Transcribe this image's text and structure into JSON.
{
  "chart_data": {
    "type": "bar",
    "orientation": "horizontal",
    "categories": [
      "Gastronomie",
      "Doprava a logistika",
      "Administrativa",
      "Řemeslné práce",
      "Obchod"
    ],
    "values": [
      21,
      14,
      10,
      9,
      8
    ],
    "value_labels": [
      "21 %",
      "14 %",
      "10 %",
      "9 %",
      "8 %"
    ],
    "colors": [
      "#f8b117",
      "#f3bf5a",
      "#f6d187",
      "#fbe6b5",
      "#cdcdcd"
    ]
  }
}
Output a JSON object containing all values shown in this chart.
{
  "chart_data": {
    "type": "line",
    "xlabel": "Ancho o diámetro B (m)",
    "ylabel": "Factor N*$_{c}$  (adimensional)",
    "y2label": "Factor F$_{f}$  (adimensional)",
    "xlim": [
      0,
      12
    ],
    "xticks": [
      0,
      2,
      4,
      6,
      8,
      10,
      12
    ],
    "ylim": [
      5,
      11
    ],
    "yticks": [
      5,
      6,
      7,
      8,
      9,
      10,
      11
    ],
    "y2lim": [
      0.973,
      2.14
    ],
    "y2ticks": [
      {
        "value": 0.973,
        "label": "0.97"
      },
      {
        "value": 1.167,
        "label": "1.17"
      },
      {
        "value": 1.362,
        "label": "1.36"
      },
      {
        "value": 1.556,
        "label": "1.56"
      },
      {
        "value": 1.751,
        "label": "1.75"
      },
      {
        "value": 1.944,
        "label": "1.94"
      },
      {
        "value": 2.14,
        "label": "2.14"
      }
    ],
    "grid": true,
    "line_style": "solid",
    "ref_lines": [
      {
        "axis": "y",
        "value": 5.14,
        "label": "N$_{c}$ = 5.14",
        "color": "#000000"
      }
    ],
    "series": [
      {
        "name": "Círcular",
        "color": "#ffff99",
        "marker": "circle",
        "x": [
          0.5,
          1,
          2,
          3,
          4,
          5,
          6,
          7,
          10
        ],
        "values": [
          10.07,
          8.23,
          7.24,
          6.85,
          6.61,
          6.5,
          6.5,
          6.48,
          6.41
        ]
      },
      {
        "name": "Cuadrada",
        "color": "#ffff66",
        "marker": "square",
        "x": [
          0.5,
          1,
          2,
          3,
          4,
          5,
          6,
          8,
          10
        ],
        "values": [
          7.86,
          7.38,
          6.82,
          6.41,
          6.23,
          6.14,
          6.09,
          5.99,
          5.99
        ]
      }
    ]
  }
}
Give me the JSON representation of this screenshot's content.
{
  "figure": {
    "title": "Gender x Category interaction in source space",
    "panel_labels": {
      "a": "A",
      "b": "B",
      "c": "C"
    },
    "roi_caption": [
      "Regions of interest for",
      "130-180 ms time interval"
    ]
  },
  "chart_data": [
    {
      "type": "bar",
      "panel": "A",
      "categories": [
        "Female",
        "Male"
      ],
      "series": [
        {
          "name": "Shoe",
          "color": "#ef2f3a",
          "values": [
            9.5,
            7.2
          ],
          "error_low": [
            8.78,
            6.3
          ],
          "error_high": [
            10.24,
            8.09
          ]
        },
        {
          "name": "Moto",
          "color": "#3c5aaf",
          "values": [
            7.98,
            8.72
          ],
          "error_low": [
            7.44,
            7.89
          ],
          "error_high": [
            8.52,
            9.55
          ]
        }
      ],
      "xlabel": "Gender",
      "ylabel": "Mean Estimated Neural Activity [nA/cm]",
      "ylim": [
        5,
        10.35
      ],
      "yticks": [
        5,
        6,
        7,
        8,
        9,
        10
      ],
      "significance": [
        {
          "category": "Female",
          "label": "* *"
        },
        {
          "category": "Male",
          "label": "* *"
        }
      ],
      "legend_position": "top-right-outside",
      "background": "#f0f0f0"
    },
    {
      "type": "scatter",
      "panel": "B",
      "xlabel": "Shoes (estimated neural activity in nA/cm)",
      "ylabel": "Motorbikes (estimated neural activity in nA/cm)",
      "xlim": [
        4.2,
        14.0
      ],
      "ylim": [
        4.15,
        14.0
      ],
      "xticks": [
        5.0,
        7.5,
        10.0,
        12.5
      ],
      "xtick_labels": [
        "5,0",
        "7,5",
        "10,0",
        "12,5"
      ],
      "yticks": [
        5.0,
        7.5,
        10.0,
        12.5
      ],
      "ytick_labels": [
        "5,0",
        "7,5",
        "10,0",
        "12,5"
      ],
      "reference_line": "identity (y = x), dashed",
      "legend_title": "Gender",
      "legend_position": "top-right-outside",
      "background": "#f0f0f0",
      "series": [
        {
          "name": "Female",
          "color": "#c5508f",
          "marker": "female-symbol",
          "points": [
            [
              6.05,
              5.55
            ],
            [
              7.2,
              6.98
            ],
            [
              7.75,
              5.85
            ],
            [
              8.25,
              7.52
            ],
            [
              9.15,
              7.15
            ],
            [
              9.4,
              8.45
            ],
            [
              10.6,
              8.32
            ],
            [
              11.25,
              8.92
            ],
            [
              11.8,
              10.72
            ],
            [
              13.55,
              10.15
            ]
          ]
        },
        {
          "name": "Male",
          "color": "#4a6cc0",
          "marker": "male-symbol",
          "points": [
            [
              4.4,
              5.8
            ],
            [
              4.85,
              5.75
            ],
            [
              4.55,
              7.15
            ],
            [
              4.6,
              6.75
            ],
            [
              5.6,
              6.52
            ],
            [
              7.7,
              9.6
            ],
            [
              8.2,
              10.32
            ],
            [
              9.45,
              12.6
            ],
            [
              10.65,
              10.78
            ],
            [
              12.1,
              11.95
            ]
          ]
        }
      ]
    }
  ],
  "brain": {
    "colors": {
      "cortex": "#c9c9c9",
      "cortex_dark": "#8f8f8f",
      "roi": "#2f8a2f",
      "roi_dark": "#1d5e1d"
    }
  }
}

■ ■ ■ ■ ■

Go through the records and gather the lines that hold "this".

* Correct answer *
Transcribe this image's text and structure into JSON.
Output a JSON object containing all values shown in this chart.
Give me the JSON representation of this screenshot's content.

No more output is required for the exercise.